▸ **Given data**:
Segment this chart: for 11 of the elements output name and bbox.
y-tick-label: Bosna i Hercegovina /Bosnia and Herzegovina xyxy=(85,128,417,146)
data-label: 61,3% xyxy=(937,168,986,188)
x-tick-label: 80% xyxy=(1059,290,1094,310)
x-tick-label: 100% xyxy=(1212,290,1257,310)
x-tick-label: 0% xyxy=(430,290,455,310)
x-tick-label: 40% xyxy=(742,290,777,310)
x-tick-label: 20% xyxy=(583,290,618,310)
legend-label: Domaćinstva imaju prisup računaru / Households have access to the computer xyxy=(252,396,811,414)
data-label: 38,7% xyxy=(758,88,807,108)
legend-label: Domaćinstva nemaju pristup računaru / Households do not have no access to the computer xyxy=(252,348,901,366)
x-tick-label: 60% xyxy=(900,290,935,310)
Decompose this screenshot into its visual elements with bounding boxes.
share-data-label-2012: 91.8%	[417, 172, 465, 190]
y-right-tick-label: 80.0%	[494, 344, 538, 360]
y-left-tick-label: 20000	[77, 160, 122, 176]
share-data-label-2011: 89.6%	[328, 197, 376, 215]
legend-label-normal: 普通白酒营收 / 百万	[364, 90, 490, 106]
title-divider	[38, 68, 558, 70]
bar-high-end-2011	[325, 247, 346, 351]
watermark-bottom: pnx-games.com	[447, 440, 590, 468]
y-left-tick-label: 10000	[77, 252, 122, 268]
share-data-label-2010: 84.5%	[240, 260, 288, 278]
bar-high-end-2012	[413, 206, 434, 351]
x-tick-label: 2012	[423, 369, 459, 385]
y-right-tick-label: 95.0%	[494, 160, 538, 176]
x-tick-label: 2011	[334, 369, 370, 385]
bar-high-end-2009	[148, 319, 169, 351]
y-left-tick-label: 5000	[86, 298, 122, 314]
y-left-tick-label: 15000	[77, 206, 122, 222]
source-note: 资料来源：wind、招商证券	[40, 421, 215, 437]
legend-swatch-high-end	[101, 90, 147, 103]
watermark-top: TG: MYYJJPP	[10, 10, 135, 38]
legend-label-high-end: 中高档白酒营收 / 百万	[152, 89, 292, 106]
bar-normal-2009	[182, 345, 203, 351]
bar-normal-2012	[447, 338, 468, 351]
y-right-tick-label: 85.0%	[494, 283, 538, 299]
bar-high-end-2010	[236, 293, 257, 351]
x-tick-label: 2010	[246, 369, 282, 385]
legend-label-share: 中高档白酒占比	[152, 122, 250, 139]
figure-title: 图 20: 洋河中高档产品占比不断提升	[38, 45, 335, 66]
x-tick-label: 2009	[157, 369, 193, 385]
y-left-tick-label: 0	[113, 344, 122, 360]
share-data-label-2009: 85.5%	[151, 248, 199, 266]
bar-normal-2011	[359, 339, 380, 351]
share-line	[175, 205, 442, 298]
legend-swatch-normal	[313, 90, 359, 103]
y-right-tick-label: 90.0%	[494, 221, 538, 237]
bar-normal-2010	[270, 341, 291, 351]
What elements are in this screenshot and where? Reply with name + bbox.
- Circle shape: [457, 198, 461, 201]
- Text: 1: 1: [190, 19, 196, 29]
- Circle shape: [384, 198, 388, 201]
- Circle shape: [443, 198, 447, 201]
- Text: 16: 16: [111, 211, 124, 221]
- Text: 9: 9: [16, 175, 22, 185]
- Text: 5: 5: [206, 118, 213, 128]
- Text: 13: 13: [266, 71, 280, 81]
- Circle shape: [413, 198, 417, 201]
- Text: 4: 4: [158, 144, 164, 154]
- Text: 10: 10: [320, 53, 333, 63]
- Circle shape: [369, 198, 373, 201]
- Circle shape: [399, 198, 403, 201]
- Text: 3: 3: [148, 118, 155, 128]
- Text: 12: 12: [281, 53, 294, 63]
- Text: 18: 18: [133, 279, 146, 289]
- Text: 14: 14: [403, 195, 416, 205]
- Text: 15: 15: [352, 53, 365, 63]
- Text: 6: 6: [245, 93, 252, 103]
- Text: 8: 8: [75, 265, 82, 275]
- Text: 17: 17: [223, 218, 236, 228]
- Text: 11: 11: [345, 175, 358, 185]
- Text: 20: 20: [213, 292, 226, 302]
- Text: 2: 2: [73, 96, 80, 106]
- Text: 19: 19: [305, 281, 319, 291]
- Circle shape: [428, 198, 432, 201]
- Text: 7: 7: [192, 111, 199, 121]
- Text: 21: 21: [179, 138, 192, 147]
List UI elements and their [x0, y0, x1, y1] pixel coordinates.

--

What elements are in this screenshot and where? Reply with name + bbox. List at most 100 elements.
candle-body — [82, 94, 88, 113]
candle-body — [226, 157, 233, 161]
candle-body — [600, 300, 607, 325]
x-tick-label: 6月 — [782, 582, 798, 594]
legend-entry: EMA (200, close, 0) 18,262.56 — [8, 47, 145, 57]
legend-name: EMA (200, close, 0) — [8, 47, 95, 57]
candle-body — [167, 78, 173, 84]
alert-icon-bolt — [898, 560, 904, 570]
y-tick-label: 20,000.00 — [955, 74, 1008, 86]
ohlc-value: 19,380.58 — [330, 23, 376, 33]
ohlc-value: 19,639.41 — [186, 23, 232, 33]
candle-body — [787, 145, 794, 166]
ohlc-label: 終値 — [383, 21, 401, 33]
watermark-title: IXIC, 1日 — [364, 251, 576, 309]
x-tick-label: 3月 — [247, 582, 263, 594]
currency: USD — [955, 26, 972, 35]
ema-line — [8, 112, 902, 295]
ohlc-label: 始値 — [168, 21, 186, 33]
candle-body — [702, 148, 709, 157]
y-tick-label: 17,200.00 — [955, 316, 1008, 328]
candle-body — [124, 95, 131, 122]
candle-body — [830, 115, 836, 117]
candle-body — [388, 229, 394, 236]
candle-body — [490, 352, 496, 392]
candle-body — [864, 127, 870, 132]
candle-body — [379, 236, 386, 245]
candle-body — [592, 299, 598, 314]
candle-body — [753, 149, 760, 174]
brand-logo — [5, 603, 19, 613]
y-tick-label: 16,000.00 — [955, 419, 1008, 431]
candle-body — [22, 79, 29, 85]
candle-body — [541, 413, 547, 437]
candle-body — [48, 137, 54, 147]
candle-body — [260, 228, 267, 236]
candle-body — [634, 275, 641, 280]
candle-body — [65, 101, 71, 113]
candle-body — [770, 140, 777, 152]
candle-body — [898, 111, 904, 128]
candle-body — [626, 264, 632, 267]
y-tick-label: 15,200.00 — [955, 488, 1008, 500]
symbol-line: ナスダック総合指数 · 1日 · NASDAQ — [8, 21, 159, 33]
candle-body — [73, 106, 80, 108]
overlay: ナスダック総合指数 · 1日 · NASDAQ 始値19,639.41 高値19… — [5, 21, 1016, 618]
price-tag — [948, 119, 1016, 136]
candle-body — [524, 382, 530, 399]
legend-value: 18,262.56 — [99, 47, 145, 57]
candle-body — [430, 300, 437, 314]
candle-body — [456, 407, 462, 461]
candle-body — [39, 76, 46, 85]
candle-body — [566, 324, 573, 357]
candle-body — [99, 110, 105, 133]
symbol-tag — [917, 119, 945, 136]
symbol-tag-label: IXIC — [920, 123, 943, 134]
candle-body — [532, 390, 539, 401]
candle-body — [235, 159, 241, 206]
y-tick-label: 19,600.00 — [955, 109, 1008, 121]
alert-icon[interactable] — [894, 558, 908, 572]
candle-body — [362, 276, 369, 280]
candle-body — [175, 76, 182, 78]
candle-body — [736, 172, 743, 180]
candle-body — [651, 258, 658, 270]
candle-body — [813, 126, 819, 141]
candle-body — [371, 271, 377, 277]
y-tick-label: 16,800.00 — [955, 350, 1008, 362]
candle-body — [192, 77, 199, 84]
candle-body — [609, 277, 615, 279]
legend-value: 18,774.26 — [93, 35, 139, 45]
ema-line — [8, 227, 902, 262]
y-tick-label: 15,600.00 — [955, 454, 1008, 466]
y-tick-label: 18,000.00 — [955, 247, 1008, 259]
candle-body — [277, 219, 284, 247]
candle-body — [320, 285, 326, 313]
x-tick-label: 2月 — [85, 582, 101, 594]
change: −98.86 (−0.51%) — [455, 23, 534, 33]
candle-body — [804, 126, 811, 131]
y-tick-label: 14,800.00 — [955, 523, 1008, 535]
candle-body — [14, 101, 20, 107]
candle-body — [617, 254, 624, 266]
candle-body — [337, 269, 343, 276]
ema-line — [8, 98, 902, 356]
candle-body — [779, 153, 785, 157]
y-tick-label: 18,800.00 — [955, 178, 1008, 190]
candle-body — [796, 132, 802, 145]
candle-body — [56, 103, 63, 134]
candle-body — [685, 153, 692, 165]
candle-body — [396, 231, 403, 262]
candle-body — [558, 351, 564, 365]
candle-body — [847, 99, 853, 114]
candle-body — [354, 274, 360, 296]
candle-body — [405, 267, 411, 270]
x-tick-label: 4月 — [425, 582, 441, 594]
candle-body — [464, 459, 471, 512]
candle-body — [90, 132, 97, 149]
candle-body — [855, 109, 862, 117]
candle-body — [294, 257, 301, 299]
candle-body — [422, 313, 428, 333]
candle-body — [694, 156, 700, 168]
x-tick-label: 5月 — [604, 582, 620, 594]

▸ **Task goal**: Can you format the rows starting with the line containing "Segment this chart: for" and going on through the line containing "x-tick-label: 100% xyxy=(1212,290,1257,310)", both included, as a Markdown table with the columns Number and Content, numbering each line and skipping blank lines?

▸ **Task answer**:
| Number | Content |
|---|---|
| 1 | Segment this chart: for 11 of the elements output name and bbox. |
| 2 | y-tick-label: Bosna i Hercegovina /Bosnia and Herzegovina xyxy=(85,128,417,146) |
| 3 | data-label: 61,3% xyxy=(937,168,986,188) |
| 4 | x-tick-label: 80% xyxy=(1059,290,1094,310) |
| 5 | x-tick-label: 100% xyxy=(1212,290,1257,310) |